--- START OF Records supplied ---
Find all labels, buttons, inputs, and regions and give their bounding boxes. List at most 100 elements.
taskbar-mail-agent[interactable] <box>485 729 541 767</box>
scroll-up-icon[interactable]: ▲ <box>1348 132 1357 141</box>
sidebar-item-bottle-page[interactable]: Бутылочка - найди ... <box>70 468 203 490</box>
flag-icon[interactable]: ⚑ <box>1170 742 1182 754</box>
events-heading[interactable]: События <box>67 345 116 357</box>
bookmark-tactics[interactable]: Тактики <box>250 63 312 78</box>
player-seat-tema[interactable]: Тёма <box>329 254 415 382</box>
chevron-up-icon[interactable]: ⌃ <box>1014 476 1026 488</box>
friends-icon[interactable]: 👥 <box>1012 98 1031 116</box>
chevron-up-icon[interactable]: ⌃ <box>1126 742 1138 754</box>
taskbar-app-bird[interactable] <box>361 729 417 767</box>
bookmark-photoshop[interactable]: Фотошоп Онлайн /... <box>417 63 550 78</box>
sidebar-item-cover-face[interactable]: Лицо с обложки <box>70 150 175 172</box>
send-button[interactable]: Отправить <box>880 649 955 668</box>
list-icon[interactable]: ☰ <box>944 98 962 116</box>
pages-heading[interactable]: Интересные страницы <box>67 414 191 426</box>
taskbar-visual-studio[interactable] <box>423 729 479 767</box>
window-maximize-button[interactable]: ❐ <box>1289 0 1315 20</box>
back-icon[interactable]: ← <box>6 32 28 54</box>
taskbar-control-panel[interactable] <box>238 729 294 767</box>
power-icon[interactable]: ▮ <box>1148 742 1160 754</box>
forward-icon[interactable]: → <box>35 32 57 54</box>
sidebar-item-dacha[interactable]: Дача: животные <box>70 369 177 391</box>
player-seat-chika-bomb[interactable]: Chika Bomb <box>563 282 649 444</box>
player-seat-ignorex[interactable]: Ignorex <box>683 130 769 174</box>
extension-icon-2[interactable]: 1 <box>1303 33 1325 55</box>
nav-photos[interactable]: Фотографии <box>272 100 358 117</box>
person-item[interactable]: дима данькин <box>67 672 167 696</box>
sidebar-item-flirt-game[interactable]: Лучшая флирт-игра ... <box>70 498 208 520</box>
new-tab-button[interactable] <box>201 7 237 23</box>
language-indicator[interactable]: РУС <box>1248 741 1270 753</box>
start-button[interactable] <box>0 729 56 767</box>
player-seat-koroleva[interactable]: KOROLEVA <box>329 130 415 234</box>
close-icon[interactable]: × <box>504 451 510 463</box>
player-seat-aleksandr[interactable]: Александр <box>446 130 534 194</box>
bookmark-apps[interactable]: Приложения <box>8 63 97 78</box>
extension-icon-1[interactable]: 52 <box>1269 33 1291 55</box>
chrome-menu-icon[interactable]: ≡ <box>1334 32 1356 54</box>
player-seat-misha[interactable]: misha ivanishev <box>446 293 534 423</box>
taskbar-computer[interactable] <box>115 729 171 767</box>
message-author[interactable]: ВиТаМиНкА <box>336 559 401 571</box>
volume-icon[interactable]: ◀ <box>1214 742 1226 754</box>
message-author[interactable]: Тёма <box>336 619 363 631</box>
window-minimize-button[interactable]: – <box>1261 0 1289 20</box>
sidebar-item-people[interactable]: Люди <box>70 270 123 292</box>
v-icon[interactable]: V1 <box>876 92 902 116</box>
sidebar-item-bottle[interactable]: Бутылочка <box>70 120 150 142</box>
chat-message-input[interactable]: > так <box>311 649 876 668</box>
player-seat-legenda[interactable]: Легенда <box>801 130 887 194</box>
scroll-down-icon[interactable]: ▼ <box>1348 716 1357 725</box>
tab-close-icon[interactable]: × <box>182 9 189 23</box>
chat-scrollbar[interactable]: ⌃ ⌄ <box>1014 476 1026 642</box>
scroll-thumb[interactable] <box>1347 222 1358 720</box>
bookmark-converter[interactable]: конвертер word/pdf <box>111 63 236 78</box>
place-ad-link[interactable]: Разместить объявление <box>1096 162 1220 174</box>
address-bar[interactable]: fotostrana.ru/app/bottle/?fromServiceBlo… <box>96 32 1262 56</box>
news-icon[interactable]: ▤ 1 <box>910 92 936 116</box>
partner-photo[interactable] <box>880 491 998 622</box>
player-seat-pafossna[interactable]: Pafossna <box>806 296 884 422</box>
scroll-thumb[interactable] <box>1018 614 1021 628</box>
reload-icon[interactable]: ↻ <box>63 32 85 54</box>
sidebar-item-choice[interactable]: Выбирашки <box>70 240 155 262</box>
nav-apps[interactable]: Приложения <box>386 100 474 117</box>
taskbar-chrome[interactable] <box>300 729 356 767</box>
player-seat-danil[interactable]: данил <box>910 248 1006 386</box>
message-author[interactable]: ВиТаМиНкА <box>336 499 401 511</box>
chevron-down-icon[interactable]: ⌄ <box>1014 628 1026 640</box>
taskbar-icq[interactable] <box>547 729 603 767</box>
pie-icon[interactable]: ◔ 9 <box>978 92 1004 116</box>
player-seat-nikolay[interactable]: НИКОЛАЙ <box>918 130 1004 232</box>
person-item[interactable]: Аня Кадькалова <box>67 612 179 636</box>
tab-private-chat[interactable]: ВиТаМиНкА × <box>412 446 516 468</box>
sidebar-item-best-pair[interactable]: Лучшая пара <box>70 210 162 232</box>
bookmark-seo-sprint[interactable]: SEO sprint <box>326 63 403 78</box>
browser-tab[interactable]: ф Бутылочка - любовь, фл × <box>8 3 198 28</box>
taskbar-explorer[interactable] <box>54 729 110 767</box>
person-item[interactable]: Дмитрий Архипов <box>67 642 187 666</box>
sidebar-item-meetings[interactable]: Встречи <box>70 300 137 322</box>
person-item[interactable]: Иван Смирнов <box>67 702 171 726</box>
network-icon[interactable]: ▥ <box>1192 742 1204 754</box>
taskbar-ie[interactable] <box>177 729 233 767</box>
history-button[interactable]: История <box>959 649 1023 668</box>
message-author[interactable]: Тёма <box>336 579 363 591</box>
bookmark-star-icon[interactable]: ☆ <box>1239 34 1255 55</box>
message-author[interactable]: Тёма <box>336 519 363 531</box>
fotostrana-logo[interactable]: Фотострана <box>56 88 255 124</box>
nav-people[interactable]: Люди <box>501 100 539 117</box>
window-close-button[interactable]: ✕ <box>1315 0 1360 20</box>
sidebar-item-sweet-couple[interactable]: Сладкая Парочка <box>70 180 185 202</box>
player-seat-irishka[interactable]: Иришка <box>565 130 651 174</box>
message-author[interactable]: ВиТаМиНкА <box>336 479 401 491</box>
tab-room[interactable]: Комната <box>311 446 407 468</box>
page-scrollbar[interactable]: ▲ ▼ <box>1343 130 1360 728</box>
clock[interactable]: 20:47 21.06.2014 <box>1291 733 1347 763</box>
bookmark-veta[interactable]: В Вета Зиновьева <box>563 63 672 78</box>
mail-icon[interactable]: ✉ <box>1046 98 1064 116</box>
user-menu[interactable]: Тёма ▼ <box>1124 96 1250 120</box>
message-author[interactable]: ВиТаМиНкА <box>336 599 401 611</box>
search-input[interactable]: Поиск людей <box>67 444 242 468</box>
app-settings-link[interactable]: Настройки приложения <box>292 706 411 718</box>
--- END OF Records supplied ---
**Problem statement:** Please swap every "sidebar-item" in the lines above for "side-panel-item" and give the lines again with nothing else changed.

**Task solution:**
Find all labels, buttons, inputs, and regions and give their bounding boxes. List at most 100 elements.
taskbar-mail-agent[interactable] <box>485 729 541 767</box>
scroll-up-icon[interactable]: ▲ <box>1348 132 1357 141</box>
side-panel-item-bottle-page[interactable]: Бутылочка - найди ... <box>70 468 203 490</box>
flag-icon[interactable]: ⚑ <box>1170 742 1182 754</box>
events-heading[interactable]: События <box>67 345 116 357</box>
bookmark-tactics[interactable]: Тактики <box>250 63 312 78</box>
player-seat-tema[interactable]: Тёма <box>329 254 415 382</box>
chevron-up-icon[interactable]: ⌃ <box>1014 476 1026 488</box>
friends-icon[interactable]: 👥 <box>1012 98 1031 116</box>
chevron-up-icon[interactable]: ⌃ <box>1126 742 1138 754</box>
taskbar-app-bird[interactable] <box>361 729 417 767</box>
bookmark-photoshop[interactable]: Фотошоп Онлайн /... <box>417 63 550 78</box>
side-panel-item-cover-face[interactable]: Лицо с обложки <box>70 150 175 172</box>
send-button[interactable]: Отправить <box>880 649 955 668</box>
list-icon[interactable]: ☰ <box>944 98 962 116</box>
pages-heading[interactable]: Интересные страницы <box>67 414 191 426</box>
taskbar-visual-studio[interactable] <box>423 729 479 767</box>
window-maximize-button[interactable]: ❐ <box>1289 0 1315 20</box>
back-icon[interactable]: ← <box>6 32 28 54</box>
taskbar-control-panel[interactable] <box>238 729 294 767</box>
power-icon[interactable]: ▮ <box>1148 742 1160 754</box>
forward-icon[interactable]: → <box>35 32 57 54</box>
side-panel-item-dacha[interactable]: Дача: животные <box>70 369 177 391</box>
player-seat-chika-bomb[interactable]: Chika Bomb <box>563 282 649 444</box>
player-seat-ignorex[interactable]: Ignorex <box>683 130 769 174</box>
extension-icon-2[interactable]: 1 <box>1303 33 1325 55</box>
nav-photos[interactable]: Фотографии <box>272 100 358 117</box>
person-item[interactable]: дима данькин <box>67 672 167 696</box>
side-panel-item-flirt-game[interactable]: Лучшая флирт-игра ... <box>70 498 208 520</box>
new-tab-button[interactable] <box>201 7 237 23</box>
language-indicator[interactable]: РУС <box>1248 741 1270 753</box>
start-button[interactable] <box>0 729 56 767</box>
player-seat-koroleva[interactable]: KOROLEVA <box>329 130 415 234</box>
close-icon[interactable]: × <box>504 451 510 463</box>
player-seat-aleksandr[interactable]: Александр <box>446 130 534 194</box>
bookmark-apps[interactable]: Приложения <box>8 63 97 78</box>
extension-icon-1[interactable]: 52 <box>1269 33 1291 55</box>
chrome-menu-icon[interactable]: ≡ <box>1334 32 1356 54</box>
player-seat-misha[interactable]: misha ivanishev <box>446 293 534 423</box>
taskbar-computer[interactable] <box>115 729 171 767</box>
message-author[interactable]: ВиТаМиНкА <box>336 559 401 571</box>
volume-icon[interactable]: ◀ <box>1214 742 1226 754</box>
message-author[interactable]: Тёма <box>336 619 363 631</box>
window-minimize-button[interactable]: – <box>1261 0 1289 20</box>
side-panel-item-people[interactable]: Люди <box>70 270 123 292</box>
v-icon[interactable]: V1 <box>876 92 902 116</box>
side-panel-item-bottle[interactable]: Бутылочка <box>70 120 150 142</box>
chat-message-input[interactable]: > так <box>311 649 876 668</box>
player-seat-legenda[interactable]: Легенда <box>801 130 887 194</box>
scroll-down-icon[interactable]: ▼ <box>1348 716 1357 725</box>
tab-close-icon[interactable]: × <box>182 9 189 23</box>
chat-scrollbar[interactable]: ⌃ ⌄ <box>1014 476 1026 642</box>
scroll-thumb[interactable] <box>1347 222 1358 720</box>
bookmark-converter[interactable]: конвертер word/pdf <box>111 63 236 78</box>
place-ad-link[interactable]: Разместить объявление <box>1096 162 1220 174</box>
address-bar[interactable]: fotostrana.ru/app/bottle/?fromServiceBlo… <box>96 32 1262 56</box>
news-icon[interactable]: ▤ 1 <box>910 92 936 116</box>
partner-photo[interactable] <box>880 491 998 622</box>
player-seat-pafossna[interactable]: Pafossna <box>806 296 884 422</box>
scroll-thumb[interactable] <box>1018 614 1021 628</box>
reload-icon[interactable]: ↻ <box>63 32 85 54</box>
side-panel-item-choice[interactable]: Выбирашки <box>70 240 155 262</box>
nav-apps[interactable]: Приложения <box>386 100 474 117</box>
taskbar-chrome[interactable] <box>300 729 356 767</box>
player-seat-danil[interactable]: данил <box>910 248 1006 386</box>
message-author[interactable]: ВиТаМиНкА <box>336 499 401 511</box>
chevron-down-icon[interactable]: ⌄ <box>1014 628 1026 640</box>
taskbar-icq[interactable] <box>547 729 603 767</box>
pie-icon[interactable]: ◔ 9 <box>978 92 1004 116</box>
player-seat-nikolay[interactable]: НИКОЛАЙ <box>918 130 1004 232</box>
person-item[interactable]: Аня Кадькалова <box>67 612 179 636</box>
tab-private-chat[interactable]: ВиТаМиНкА × <box>412 446 516 468</box>
side-panel-item-best-pair[interactable]: Лучшая пара <box>70 210 162 232</box>
bookmark-seo-sprint[interactable]: SEO sprint <box>326 63 403 78</box>
browser-tab[interactable]: ф Бутылочка - любовь, фл × <box>8 3 198 28</box>
taskbar-explorer[interactable] <box>54 729 110 767</box>
person-item[interactable]: Дмитрий Архипов <box>67 642 187 666</box>
side-panel-item-meetings[interactable]: Встречи <box>70 300 137 322</box>
person-item[interactable]: Иван Смирнов <box>67 702 171 726</box>
network-icon[interactable]: ▥ <box>1192 742 1204 754</box>
taskbar-ie[interactable] <box>177 729 233 767</box>
history-button[interactable]: История <box>959 649 1023 668</box>
message-author[interactable]: Тёма <box>336 579 363 591</box>
bookmark-star-icon[interactable]: ☆ <box>1239 34 1255 55</box>
message-author[interactable]: Тёма <box>336 519 363 531</box>
fotostrana-logo[interactable]: Фотострана <box>56 88 255 124</box>
nav-people[interactable]: Люди <box>501 100 539 117</box>
window-close-button[interactable]: ✕ <box>1315 0 1360 20</box>
side-panel-item-sweet-couple[interactable]: Сладкая Парочка <box>70 180 185 202</box>
player-seat-irishka[interactable]: Иришка <box>565 130 651 174</box>
message-author[interactable]: ВиТаМиНкА <box>336 479 401 491</box>
tab-room[interactable]: Комната <box>311 446 407 468</box>
page-scrollbar[interactable]: ▲ ▼ <box>1343 130 1360 728</box>
clock[interactable]: 20:47 21.06.2014 <box>1291 733 1347 763</box>
bookmark-veta[interactable]: В Вета Зиновьева <box>563 63 672 78</box>
mail-icon[interactable]: ✉ <box>1046 98 1064 116</box>
user-menu[interactable]: Тёма ▼ <box>1124 96 1250 120</box>
message-author[interactable]: ВиТаМиНкА <box>336 599 401 611</box>
search-input[interactable]: Поиск людей <box>67 444 242 468</box>
app-settings-link[interactable]: Настройки приложения <box>292 706 411 718</box>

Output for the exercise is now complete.